INSTRUCTIONS TO FOLLOW -> Answer with one number only: the number of lines that contain "image".

EXTRACTED INFORMATION ->

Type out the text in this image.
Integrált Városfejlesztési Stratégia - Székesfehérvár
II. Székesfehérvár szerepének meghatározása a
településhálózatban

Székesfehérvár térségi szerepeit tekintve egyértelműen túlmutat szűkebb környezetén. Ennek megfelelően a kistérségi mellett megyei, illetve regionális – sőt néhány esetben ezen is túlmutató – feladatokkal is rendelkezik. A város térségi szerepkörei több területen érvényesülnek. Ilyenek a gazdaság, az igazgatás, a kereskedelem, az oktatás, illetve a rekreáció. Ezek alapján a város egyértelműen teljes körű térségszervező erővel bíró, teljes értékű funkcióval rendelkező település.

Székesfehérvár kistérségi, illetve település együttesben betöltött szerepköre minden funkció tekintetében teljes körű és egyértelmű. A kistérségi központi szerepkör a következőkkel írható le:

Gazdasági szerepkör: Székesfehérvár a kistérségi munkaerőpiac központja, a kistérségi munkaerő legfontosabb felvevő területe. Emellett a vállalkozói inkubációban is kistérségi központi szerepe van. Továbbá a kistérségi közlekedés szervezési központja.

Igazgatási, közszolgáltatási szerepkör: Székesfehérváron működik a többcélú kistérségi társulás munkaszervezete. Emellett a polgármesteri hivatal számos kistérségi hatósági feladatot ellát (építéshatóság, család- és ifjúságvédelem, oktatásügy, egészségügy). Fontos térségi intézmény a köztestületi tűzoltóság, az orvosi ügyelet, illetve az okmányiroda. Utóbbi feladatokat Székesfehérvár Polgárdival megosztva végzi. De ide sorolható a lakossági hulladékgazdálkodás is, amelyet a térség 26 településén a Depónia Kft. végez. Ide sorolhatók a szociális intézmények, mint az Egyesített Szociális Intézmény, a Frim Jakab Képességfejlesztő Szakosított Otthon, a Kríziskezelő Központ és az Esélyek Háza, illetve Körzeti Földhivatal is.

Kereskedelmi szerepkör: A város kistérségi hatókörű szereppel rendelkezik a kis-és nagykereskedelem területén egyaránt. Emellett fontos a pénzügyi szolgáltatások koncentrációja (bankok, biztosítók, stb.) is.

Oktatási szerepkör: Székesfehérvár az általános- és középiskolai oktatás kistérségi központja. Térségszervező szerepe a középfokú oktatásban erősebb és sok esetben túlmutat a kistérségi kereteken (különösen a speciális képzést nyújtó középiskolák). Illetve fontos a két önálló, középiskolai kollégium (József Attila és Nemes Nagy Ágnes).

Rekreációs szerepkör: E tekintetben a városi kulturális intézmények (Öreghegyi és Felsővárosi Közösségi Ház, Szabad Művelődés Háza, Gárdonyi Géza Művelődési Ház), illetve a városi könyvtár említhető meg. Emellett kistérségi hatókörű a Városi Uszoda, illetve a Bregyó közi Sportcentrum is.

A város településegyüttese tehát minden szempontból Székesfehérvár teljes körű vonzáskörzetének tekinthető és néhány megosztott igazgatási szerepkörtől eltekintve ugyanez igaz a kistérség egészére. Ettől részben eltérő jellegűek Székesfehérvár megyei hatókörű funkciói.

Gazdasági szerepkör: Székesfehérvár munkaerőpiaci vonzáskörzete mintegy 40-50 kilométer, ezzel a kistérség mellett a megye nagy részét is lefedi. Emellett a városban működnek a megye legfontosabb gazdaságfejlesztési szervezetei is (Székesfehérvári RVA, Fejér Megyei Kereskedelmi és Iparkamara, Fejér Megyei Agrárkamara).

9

---

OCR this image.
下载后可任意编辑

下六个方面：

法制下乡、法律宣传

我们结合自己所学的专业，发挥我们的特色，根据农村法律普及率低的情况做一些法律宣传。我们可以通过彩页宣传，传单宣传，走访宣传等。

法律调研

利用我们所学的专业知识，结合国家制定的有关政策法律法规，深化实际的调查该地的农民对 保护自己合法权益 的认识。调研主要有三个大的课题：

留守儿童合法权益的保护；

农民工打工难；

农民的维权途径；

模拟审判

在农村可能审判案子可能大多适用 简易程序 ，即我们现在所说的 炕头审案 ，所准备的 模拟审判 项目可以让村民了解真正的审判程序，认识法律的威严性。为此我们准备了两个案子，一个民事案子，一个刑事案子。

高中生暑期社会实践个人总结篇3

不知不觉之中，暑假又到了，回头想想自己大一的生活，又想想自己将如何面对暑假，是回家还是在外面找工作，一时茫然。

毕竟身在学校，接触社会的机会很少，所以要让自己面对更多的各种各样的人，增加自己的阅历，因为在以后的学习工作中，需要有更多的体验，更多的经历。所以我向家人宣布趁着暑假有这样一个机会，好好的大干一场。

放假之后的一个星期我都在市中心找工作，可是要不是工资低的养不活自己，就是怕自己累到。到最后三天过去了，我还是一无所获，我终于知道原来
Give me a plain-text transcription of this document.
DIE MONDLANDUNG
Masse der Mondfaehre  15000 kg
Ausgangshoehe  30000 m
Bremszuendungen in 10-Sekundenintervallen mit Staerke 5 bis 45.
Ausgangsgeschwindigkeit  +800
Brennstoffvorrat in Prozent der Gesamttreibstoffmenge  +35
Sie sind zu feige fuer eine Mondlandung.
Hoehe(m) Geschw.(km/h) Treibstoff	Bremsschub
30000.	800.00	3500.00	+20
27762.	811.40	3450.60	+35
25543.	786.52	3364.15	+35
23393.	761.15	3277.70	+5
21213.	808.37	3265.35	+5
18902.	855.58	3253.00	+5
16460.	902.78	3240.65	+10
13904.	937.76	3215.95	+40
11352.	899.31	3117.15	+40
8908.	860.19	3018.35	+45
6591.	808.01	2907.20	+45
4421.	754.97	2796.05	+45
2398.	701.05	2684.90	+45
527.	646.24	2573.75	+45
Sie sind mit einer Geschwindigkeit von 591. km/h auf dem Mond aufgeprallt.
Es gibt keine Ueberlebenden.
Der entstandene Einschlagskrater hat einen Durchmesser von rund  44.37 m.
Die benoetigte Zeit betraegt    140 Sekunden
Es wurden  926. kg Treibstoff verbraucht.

==

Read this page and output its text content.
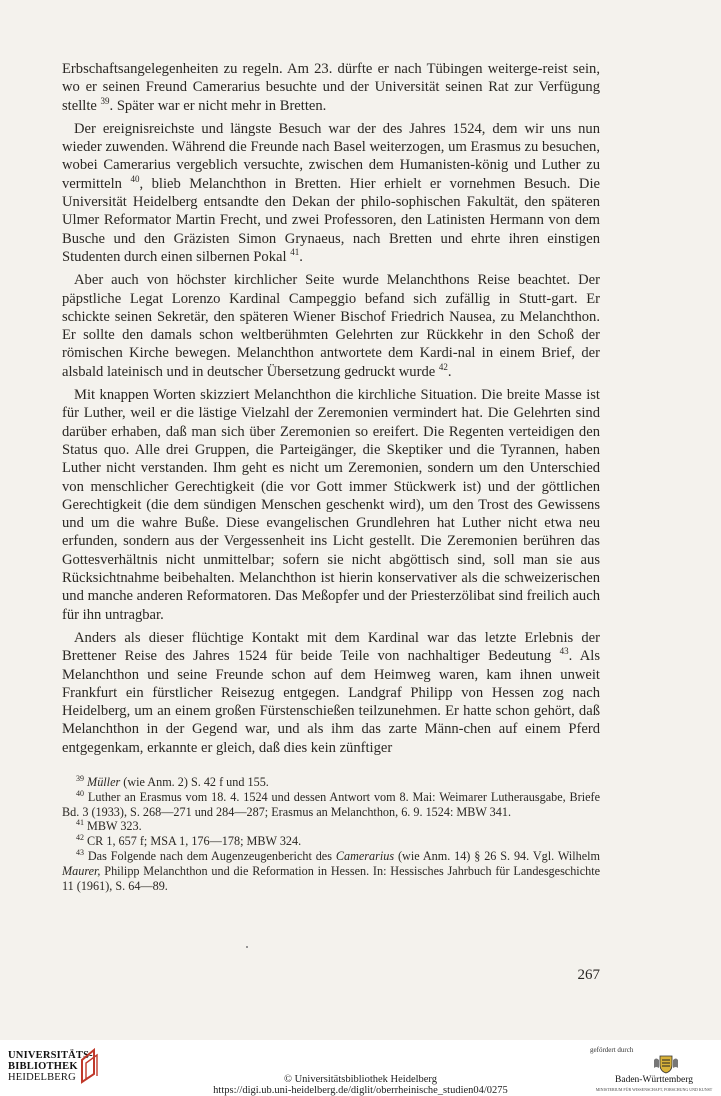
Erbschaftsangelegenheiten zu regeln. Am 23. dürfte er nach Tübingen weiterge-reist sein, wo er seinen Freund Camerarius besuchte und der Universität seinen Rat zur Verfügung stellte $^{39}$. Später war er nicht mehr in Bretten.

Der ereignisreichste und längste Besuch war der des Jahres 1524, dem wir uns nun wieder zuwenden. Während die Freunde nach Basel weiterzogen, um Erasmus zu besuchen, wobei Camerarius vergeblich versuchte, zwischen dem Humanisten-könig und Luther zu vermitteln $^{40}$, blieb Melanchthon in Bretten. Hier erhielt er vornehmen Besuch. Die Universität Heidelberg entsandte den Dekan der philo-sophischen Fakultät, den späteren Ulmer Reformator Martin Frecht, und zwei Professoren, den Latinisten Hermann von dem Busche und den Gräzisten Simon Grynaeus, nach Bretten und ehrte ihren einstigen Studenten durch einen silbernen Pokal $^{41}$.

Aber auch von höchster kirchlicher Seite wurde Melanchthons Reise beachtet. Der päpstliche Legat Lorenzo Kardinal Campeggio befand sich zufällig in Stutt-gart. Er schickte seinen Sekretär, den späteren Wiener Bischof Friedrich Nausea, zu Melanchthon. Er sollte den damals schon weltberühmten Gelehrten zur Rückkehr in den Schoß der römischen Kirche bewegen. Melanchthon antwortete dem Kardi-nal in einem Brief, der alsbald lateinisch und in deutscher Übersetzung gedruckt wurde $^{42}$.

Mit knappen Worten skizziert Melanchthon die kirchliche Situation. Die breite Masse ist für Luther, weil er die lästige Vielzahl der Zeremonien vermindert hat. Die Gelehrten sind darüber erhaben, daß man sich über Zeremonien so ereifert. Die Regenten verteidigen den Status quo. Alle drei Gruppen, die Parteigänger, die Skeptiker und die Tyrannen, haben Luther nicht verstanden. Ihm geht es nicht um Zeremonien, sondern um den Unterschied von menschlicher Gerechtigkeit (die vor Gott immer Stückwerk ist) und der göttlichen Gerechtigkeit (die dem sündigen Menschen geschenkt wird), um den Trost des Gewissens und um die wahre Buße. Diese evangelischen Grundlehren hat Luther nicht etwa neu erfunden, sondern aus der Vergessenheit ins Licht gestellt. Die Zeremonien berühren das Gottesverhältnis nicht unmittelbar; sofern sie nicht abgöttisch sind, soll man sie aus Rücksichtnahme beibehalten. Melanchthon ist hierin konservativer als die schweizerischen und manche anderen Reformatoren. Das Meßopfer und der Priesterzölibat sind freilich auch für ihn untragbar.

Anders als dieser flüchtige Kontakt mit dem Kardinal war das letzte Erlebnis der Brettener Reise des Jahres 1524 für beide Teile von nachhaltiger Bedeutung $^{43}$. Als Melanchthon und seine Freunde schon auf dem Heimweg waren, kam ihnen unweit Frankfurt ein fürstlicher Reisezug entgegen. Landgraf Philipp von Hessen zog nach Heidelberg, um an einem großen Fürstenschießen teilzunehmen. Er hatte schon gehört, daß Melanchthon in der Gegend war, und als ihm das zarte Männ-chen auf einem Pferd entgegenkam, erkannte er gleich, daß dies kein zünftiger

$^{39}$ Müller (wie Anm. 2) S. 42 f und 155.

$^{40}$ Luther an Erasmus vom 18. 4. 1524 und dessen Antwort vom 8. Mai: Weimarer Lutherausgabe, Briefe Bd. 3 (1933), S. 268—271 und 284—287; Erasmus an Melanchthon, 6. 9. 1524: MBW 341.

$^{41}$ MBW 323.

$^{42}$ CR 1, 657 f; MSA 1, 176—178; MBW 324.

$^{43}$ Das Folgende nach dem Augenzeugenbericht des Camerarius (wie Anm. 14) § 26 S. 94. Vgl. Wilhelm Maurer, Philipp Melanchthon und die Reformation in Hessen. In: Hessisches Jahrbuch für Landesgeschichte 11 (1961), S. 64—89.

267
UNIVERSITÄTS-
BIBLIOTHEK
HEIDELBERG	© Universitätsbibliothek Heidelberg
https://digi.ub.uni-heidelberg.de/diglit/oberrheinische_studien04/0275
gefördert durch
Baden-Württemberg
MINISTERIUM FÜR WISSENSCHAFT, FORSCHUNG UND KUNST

REPLY TO THE TASK -> 2